═════ Data records ═════

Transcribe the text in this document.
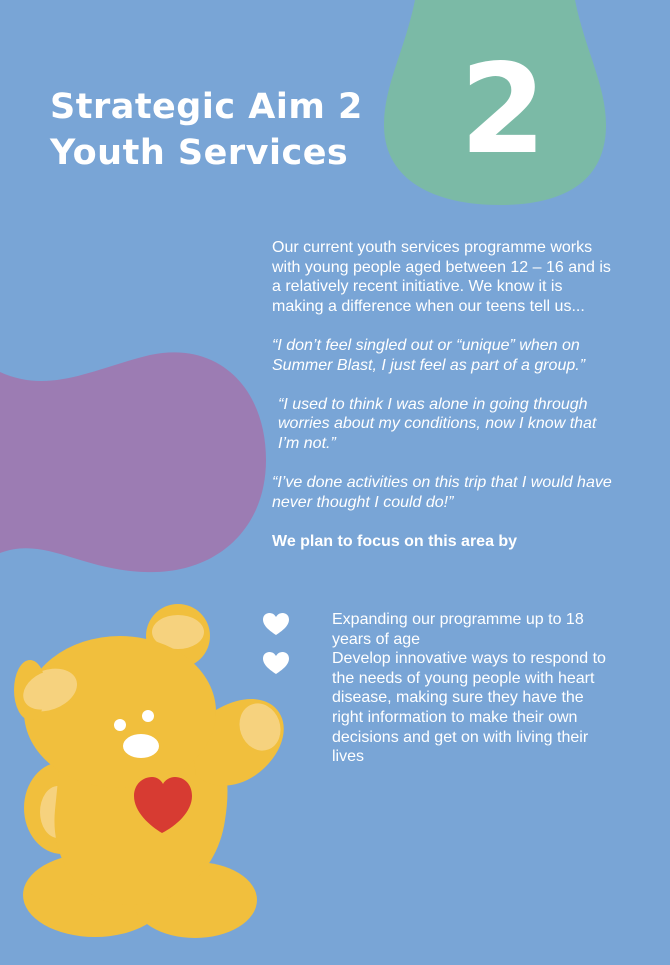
Strategic Aim 2
Youth Services 2

Our current youth services programme works with young people aged between 12 – 16 and is a relatively recent initiative. We know it is making a difference when our teens tell us...

“I don’t feel singled out or “unique” when on Summer Blast, I just feel as part of a group.”

“I used to think I was alone in going through worries about my conditions, now I know that I’m not.”

“I’ve done activities on this trip that I would have never thought I could do!”

We plan to focus on this area by

Expanding our programme up to 18 years of age
Develop innovative ways to respond to the needs of young people with heart disease, making sure they have the right information to make their own decisions and get on with living their lives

═════

Work to be completed: Produce an exact copy of each line of data, skipping embedded images.

The result:
Transcribe the text in this document.
Strategic Aim 2
Youth Services 2

Our current youth services programme works with young people aged between 12 – 16 and is a relatively recent initiative. We know it is making a difference when our teens tell us...

“I don’t feel singled out or “unique” when on Summer Blast, I just feel as part of a group.”

“I used to think I was alone in going through worries about my conditions, now I know that I’m not.”

“I’ve done activities on this trip that I would have never thought I could do!”

We plan to focus on this area by

Expanding our programme up to 18 years of age
Develop innovative ways to respond to the needs of young people with heart disease, making sure they have the right information to make their own decisions and get on with living their lives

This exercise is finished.